> _Problem statement_
Extract all lines that hold "унинг" from the records below.

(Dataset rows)
━━━━

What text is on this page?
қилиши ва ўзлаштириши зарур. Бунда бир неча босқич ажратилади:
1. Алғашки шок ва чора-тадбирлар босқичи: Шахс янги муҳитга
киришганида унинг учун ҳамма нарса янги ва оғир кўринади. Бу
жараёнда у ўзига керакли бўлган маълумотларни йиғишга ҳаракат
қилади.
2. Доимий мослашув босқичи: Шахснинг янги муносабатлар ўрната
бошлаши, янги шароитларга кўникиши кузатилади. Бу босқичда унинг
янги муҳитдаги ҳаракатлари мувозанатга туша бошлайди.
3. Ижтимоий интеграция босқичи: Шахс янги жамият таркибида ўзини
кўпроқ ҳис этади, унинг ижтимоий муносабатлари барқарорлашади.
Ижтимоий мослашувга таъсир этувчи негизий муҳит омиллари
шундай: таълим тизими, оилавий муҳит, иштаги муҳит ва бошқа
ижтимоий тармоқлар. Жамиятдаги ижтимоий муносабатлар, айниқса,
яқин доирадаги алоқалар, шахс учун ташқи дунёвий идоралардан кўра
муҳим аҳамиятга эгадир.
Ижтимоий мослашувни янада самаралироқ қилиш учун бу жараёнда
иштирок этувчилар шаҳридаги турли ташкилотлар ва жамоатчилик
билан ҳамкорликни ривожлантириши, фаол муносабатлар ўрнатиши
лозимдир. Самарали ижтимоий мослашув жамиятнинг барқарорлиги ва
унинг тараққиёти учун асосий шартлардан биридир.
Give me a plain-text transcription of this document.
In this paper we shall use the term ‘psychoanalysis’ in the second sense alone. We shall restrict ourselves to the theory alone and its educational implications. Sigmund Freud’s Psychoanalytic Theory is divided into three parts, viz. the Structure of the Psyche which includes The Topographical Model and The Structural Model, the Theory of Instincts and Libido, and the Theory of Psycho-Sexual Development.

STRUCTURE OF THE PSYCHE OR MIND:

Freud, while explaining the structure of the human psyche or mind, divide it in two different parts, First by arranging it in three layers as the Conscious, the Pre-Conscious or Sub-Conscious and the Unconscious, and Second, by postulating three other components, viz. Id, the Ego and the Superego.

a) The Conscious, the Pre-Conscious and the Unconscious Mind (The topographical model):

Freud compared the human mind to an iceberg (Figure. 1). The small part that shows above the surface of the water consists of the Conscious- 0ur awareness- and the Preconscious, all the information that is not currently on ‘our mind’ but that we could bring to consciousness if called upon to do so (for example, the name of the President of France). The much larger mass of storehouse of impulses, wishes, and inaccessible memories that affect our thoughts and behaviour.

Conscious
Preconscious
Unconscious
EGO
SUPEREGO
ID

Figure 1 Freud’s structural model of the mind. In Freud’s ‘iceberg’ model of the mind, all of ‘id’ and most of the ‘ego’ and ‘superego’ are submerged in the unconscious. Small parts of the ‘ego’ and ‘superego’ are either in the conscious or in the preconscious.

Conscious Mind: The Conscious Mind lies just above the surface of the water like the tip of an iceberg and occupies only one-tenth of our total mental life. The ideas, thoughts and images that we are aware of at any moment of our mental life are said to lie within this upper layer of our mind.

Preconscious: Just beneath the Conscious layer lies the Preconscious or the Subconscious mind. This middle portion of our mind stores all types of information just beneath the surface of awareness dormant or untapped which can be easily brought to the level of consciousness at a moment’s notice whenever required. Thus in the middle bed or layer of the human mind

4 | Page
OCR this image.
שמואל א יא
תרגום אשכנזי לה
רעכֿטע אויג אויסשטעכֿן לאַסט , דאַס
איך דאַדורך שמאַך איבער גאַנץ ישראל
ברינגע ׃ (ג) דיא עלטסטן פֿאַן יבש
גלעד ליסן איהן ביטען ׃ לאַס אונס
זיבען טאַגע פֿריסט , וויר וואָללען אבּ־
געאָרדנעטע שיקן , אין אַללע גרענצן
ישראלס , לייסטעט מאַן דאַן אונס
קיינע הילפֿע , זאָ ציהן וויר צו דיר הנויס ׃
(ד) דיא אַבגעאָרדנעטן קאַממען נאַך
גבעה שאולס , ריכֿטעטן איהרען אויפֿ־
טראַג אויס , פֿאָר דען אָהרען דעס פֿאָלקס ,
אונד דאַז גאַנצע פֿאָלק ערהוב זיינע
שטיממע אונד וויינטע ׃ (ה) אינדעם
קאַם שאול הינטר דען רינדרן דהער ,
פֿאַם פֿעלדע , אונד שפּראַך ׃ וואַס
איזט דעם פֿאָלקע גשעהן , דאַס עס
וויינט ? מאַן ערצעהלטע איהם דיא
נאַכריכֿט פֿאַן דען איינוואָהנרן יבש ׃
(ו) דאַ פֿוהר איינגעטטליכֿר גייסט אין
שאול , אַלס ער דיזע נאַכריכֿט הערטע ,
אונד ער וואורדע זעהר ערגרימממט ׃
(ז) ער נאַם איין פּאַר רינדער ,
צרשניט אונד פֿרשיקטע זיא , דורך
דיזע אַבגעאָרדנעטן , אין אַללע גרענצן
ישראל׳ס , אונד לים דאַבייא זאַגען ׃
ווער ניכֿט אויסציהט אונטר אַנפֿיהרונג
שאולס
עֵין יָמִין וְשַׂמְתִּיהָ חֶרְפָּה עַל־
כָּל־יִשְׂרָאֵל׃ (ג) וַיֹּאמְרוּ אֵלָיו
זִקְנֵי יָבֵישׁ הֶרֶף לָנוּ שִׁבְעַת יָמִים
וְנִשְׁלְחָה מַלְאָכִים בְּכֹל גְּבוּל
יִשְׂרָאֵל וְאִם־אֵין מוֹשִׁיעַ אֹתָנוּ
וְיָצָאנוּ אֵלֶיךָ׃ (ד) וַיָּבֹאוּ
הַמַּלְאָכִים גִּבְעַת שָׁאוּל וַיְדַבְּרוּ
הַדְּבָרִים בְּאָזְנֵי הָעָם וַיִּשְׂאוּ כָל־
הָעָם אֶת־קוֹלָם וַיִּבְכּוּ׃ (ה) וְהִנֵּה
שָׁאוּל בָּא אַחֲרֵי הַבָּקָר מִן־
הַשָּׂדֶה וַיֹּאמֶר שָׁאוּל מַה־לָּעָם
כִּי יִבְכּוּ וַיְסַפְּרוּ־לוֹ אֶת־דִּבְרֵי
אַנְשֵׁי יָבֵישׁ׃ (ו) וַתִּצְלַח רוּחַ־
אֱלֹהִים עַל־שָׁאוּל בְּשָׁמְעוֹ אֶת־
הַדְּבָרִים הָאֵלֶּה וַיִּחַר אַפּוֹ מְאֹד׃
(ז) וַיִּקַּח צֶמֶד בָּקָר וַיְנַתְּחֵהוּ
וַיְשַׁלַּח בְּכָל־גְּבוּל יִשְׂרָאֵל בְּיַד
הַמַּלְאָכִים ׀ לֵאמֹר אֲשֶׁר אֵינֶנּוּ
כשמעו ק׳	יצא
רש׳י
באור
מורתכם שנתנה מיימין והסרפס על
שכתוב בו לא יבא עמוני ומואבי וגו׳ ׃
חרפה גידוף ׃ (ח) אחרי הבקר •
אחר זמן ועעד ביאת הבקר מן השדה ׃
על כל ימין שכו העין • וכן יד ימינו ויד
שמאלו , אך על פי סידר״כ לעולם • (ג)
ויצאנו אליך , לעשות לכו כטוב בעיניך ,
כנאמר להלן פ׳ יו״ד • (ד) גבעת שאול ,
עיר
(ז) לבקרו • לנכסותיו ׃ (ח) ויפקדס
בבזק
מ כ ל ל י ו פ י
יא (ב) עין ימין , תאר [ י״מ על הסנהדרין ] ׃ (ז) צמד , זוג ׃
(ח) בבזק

━━━━

> _Response to the task_
киришганида унинг учун ҳамма нарса янги ва оғир кўринади. Бу
бошлаши, янги шароитларга кўникиши кузатилади. Бу босқичда унинг
кўпроқ ҳис этади, унинг ижтимоий муносабатлари барқарорлашади.
унинг тараққиёти учун асосий шартлардан биридир.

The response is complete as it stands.